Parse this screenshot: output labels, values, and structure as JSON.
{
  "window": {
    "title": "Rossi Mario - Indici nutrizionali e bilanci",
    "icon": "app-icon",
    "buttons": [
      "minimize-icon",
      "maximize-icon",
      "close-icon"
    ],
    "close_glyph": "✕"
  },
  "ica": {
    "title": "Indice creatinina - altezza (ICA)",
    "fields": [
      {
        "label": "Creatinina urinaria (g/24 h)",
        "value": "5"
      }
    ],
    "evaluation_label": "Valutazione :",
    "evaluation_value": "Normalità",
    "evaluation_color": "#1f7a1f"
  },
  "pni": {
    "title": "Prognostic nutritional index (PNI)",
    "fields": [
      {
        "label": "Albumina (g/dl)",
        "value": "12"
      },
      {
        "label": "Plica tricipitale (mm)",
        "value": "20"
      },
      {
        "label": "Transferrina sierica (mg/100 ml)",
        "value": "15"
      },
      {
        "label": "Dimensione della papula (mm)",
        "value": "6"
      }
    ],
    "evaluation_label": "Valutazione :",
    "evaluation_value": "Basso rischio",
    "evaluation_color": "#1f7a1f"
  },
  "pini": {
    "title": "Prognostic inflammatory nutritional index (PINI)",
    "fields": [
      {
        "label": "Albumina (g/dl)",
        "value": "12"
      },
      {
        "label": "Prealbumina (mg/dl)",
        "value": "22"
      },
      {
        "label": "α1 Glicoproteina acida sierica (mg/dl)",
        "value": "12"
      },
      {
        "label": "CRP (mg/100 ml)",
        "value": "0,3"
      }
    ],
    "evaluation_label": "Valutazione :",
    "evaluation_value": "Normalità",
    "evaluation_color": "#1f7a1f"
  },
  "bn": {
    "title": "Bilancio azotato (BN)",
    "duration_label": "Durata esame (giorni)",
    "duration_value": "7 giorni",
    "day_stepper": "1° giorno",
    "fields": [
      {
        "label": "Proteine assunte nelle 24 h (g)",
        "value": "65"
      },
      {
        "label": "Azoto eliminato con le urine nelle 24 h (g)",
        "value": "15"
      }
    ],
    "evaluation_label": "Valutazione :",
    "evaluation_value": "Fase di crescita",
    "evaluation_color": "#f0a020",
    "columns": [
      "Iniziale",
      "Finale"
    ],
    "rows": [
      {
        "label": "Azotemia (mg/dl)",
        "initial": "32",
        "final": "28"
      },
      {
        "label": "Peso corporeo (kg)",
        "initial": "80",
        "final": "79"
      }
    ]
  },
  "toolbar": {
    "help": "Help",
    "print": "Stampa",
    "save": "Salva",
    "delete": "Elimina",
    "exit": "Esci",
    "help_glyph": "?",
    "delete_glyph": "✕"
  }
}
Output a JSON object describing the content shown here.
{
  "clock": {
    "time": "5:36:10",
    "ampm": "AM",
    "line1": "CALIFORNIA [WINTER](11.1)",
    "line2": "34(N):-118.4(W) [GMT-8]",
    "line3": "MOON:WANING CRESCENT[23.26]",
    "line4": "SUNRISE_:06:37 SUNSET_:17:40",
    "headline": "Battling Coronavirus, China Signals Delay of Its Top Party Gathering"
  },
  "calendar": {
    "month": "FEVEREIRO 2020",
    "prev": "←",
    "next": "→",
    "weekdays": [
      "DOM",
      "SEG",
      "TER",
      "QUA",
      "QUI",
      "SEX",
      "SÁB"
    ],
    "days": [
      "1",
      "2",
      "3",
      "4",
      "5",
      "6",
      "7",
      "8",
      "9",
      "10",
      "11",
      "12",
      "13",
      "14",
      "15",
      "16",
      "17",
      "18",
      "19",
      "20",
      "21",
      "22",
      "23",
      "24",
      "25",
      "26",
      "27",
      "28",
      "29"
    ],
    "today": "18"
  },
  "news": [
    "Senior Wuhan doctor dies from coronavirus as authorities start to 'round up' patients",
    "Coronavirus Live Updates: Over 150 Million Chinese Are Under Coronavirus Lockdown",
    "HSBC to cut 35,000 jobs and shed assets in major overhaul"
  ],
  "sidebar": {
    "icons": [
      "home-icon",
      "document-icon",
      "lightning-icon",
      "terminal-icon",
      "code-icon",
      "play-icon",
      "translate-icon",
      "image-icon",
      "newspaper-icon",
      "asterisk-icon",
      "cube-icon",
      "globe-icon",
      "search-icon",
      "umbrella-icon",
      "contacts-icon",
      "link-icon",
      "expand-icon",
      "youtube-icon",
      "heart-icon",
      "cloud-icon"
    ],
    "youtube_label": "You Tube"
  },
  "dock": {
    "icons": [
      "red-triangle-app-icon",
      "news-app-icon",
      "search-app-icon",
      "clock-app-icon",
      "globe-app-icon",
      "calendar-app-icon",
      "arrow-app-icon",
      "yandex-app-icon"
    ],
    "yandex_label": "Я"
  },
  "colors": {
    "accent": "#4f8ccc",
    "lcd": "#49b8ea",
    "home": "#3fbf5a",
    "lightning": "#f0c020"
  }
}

● ● ● ● ●

What is being asked: Show every line above in which the word "sierica" is found.

Your solution:
        "label": "Transferrina sierica (mg/100 ml)",
        "label": "α1 Glicoproteina acida sierica (mg/dl)",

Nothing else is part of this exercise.